■ Material supplied:
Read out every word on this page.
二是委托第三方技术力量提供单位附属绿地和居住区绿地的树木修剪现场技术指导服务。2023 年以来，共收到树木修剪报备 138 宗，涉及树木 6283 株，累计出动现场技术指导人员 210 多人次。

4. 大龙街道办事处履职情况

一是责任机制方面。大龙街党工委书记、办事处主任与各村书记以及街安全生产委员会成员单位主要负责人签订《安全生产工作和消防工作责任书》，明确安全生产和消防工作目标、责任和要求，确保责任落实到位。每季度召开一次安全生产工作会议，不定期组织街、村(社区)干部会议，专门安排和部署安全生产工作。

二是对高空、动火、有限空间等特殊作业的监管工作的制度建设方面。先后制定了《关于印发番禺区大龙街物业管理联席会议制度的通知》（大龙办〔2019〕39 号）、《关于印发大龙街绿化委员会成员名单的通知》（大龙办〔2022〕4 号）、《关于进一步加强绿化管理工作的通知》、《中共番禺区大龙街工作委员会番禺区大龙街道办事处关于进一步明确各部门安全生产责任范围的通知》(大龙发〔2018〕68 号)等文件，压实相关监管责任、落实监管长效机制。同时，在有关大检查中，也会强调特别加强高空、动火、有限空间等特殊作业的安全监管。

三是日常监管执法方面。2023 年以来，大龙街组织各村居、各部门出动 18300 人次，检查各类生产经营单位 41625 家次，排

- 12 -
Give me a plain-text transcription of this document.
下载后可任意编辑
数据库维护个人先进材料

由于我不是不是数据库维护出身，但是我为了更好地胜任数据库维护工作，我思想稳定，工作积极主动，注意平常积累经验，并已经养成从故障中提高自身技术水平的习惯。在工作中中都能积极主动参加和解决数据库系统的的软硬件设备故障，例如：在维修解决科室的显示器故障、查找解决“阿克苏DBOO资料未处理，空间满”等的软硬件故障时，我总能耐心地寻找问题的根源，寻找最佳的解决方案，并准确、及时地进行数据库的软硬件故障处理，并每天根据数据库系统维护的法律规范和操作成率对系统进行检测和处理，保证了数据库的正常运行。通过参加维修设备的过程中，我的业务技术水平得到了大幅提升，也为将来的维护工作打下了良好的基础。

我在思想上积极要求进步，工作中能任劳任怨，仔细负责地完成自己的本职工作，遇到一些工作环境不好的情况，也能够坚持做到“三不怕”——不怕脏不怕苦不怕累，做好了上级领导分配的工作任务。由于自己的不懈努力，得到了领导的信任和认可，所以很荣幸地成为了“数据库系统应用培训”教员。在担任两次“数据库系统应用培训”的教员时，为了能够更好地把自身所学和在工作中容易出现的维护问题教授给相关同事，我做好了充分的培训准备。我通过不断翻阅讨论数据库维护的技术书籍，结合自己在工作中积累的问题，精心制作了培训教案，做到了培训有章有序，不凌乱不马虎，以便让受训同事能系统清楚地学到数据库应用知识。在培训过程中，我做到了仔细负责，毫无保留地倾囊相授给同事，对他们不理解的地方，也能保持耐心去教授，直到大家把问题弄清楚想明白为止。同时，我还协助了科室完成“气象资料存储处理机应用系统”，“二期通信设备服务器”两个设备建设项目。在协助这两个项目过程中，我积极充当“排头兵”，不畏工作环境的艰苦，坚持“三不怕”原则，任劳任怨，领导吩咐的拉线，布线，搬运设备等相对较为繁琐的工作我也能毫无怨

■ Problem: Starting at the line that contains "Give me a plain-text", retype each line through the end of the listing above and nothing else.

■ Problem solution:
Give me a plain-text transcription of this document.
下载后可任意编辑
数据库维护个人先进材料

由于我不是不是数据库维护出身，但是我为了更好地胜任数据库维护工作，我思想稳定，工作积极主动，注意平常积累经验，并已经养成从故障中提高自身技术水平的习惯。在工作中中都能积极主动参加和解决数据库系统的的软硬件设备故障，例如：在维修解决科室的显示器故障、查找解决“阿克苏DBOO资料未处理，空间满”等的软硬件故障时，我总能耐心地寻找问题的根源，寻找最佳的解决方案，并准确、及时地进行数据库的软硬件故障处理，并每天根据数据库系统维护的法律规范和操作成率对系统进行检测和处理，保证了数据库的正常运行。通过参加维修设备的过程中，我的业务技术水平得到了大幅提升，也为将来的维护工作打下了良好的基础。

我在思想上积极要求进步，工作中能任劳任怨，仔细负责地完成自己的本职工作，遇到一些工作环境不好的情况，也能够坚持做到“三不怕”——不怕脏不怕苦不怕累，做好了上级领导分配的工作任务。由于自己的不懈努力，得到了领导的信任和认可，所以很荣幸地成为了“数据库系统应用培训”教员。在担任两次“数据库系统应用培训”的教员时，为了能够更好地把自身所学和在工作中容易出现的维护问题教授给相关同事，我做好了充分的培训准备。我通过不断翻阅讨论数据库维护的技术书籍，结合自己在工作中积累的问题，精心制作了培训教案，做到了培训有章有序，不凌乱不马虎，以便让受训同事能系统清楚地学到数据库应用知识。在培训过程中，我做到了仔细负责，毫无保留地倾囊相授给同事，对他们不理解的地方，也能保持耐心去教授，直到大家把问题弄清楚想明白为止。同时，我还协助了科室完成“气象资料存储处理机应用系统”，“二期通信设备服务器”两个设备建设项目。在协助这两个项目过程中，我积极充当“排头兵”，不畏工作环境的艰苦，坚持“三不怕”原则，任劳任怨，领导吩咐的拉线，布线，搬运设备等相对较为繁琐的工作我也能毫无怨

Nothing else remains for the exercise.